__Exercise objective__: Your output must consist solely of the lines from the one containing "Give me a plain-text" through the end of the records, reproduced exactly.

__Supplied information__:
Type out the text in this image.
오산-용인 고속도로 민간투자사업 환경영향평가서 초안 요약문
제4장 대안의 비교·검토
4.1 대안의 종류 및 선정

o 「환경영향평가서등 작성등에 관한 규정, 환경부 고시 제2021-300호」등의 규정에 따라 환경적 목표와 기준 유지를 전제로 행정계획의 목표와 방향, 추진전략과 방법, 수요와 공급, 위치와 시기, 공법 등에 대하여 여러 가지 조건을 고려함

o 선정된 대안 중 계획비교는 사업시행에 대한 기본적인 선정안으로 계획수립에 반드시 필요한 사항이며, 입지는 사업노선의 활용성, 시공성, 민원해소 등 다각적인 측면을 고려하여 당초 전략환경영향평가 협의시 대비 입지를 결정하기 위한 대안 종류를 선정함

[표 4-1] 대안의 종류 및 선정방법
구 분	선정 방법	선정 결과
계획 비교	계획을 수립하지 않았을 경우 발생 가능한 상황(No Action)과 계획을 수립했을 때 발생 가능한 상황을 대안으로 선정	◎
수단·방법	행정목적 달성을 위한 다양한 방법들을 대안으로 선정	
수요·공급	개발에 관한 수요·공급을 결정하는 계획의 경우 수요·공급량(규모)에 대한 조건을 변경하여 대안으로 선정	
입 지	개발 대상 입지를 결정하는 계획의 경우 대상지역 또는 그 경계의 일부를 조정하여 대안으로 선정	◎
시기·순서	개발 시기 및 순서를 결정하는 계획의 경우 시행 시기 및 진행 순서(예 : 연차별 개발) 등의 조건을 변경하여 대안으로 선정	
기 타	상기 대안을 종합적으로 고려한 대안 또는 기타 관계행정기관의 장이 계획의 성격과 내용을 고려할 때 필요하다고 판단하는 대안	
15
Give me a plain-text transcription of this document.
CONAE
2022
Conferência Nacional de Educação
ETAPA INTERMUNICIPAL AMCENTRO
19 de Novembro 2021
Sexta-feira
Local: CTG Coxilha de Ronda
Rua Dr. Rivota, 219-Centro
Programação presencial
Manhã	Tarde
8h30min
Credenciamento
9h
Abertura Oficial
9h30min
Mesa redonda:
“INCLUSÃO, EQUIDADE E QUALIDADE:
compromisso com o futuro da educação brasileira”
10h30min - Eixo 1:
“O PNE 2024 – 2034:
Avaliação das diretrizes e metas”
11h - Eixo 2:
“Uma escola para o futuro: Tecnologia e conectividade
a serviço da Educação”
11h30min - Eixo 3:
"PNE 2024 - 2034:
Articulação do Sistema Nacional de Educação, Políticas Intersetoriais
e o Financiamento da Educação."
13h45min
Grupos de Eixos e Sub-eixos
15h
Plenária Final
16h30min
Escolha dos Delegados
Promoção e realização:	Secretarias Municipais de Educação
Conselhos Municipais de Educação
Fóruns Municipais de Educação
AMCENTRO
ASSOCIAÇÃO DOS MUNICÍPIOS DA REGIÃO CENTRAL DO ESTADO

__Solution for this exercise__:
Give me a plain-text transcription of this document.
CONAE
2022
Conferência Nacional de Educação
ETAPA INTERMUNICIPAL AMCENTRO
19 de Novembro 2021
Sexta-feira
Local: CTG Coxilha de Ronda
Rua Dr. Rivota, 219-Centro
Programação presencial
Manhã	Tarde
8h30min
Credenciamento
9h
Abertura Oficial
9h30min
Mesa redonda:
“INCLUSÃO, EQUIDADE E QUALIDADE:
compromisso com o futuro da educação brasileira”
10h30min - Eixo 1:
“O PNE 2024 – 2034:
Avaliação das diretrizes e metas”
11h - Eixo 2:
“Uma escola para o futuro: Tecnologia e conectividade
a serviço da Educação”
11h30min - Eixo 3:
"PNE 2024 - 2034:
Articulação do Sistema Nacional de Educação, Políticas Intersetoriais
e o Financiamento da Educação."
13h45min
Grupos de Eixos e Sub-eixos
15h
Plenária Final
16h30min
Escolha dos Delegados
Promoção e realização:	Secretarias Municipais de Educação
Conselhos Municipais de Educação
Fóruns Municipais de Educação
AMCENTRO
ASSOCIAÇÃO DOS MUNICÍPIOS DA REGIÃO CENTRAL DO ESTADO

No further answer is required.